--- TASK DIRECTIONS ---
Count how many lines below include the string "JSON", and give that number without anything else.

--- EXCERPTED DATA ---
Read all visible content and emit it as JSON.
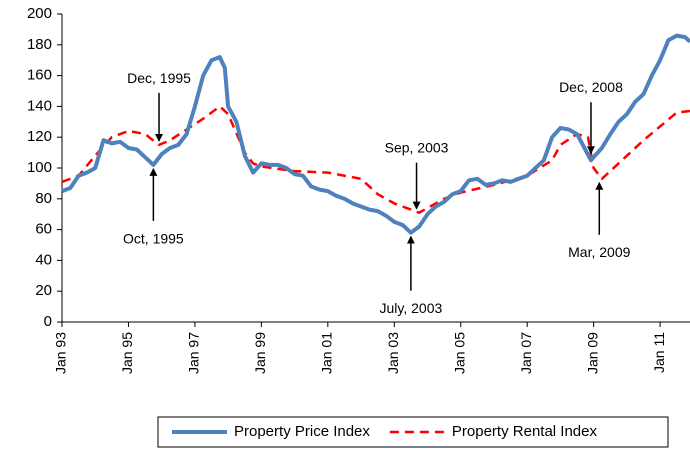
{
  "chart_data": {
    "type": "line",
    "xlim": [
      1993,
      2011.9
    ],
    "ylim": [
      0,
      200
    ],
    "yticks": [
      0,
      20,
      40,
      60,
      80,
      100,
      120,
      140,
      160,
      180,
      200
    ],
    "xticks": [
      {
        "value": 1993,
        "label": "Jan 93"
      },
      {
        "value": 1995,
        "label": "Jan 95"
      },
      {
        "value": 1997,
        "label": "Jan 97"
      },
      {
        "value": 1999,
        "label": "Jan 99"
      },
      {
        "value": 2001,
        "label": "Jan 01"
      },
      {
        "value": 2003,
        "label": "Jan 03"
      },
      {
        "value": 2005,
        "label": "Jan 05"
      },
      {
        "value": 2007,
        "label": "Jan 07"
      },
      {
        "value": 2009,
        "label": "Jan 09"
      },
      {
        "value": 2011,
        "label": "Jan 11"
      }
    ],
    "series": [
      {
        "name": "Property Price Index",
        "color": "#4f81bd",
        "dash": false,
        "x": [
          1993.0,
          1993.25,
          1993.5,
          1993.75,
          1994.0,
          1994.25,
          1994.5,
          1994.75,
          1995.0,
          1995.25,
          1995.5,
          1995.75,
          1996.0,
          1996.25,
          1996.5,
          1996.75,
          1997.0,
          1997.25,
          1997.5,
          1997.75,
          1997.9,
          1998.0,
          1998.25,
          1998.5,
          1998.75,
          1999.0,
          1999.25,
          1999.5,
          1999.75,
          2000.0,
          2000.25,
          2000.5,
          2000.75,
          2001.0,
          2001.25,
          2001.5,
          2001.75,
          2002.0,
          2002.25,
          2002.5,
          2002.75,
          2003.0,
          2003.25,
          2003.5,
          2003.75,
          2004.0,
          2004.25,
          2004.5,
          2004.75,
          2005.0,
          2005.25,
          2005.5,
          2005.75,
          2006.0,
          2006.25,
          2006.5,
          2006.75,
          2007.0,
          2007.25,
          2007.5,
          2007.75,
          2008.0,
          2008.25,
          2008.5,
          2008.75,
          2008.92,
          2009.0,
          2009.25,
          2009.5,
          2009.75,
          2010.0,
          2010.25,
          2010.5,
          2010.75,
          2011.0,
          2011.25,
          2011.5,
          2011.75,
          2011.9
        ],
        "values": [
          85,
          87,
          95,
          97,
          100,
          118,
          116,
          117,
          113,
          112,
          107,
          102,
          109,
          113,
          115,
          122,
          140,
          160,
          170,
          172,
          165,
          140,
          130,
          108,
          97,
          103,
          102,
          102,
          100,
          96,
          95,
          88,
          86,
          85,
          82,
          80,
          77,
          75,
          73,
          72,
          69,
          65,
          63,
          58,
          62,
          70,
          75,
          78,
          83,
          85,
          92,
          93,
          89,
          90,
          92,
          91,
          93,
          95,
          100,
          105,
          120,
          126,
          125,
          122,
          112,
          105,
          107,
          113,
          122,
          130,
          135,
          143,
          148,
          160,
          170,
          183,
          186,
          185,
          182
        ]
      },
      {
        "name": "Property Rental Index",
        "color": "#ff0000",
        "dash": true,
        "x": [
          1993.0,
          1993.5,
          1994.0,
          1994.5,
          1995.0,
          1995.5,
          1995.92,
          1996.25,
          1996.75,
          1997.25,
          1997.75,
          1998.0,
          1998.5,
          1998.75,
          1999.0,
          2000.0,
          2001.0,
          2002.0,
          2002.5,
          2003.0,
          2003.5,
          2003.75,
          2004.0,
          2004.5,
          2005.0,
          2006.0,
          2007.0,
          2007.75,
          2008.0,
          2008.5,
          2008.83,
          2009.0,
          2009.25,
          2009.5,
          2010.0,
          2010.5,
          2011.0,
          2011.5,
          2011.9
        ],
        "values": [
          91,
          95,
          108,
          120,
          124,
          122,
          115,
          118,
          125,
          132,
          140,
          135,
          110,
          103,
          101,
          98,
          97,
          93,
          83,
          77,
          73,
          71,
          74,
          80,
          84,
          89,
          95,
          105,
          115,
          122,
          120,
          100,
          93,
          98,
          108,
          118,
          127,
          136,
          137
        ]
      }
    ],
    "annotations": [
      {
        "text": "Dec, 1995",
        "color": "#ff00ff",
        "x": 1995.92,
        "y": 115
      },
      {
        "text": "Oct, 1995",
        "color": "#000000",
        "x": 1995.75,
        "y": 102
      },
      {
        "text": "Sep, 2003",
        "color": "#ff00ff",
        "x": 2003.67,
        "y": 71
      },
      {
        "text": "July, 2003",
        "color": "#000000",
        "x": 2003.5,
        "y": 58
      },
      {
        "text": "Dec, 2008",
        "color": "#000000",
        "x": 2008.92,
        "y": 107
      },
      {
        "text": "Mar, 2009",
        "color": "#ff00ff",
        "x": 2009.17,
        "y": 93
      }
    ],
    "legend": "bottom"
  }
}
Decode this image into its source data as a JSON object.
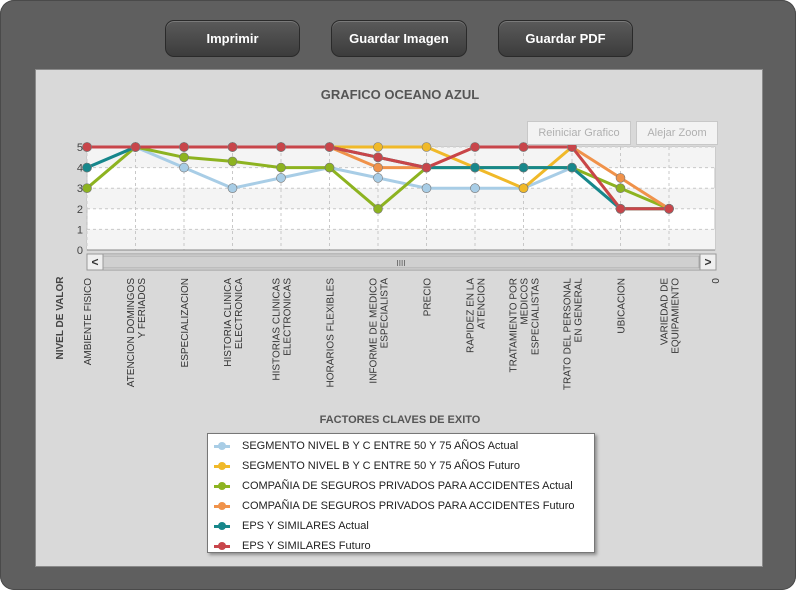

--- CORRECT OUTPUT ---
2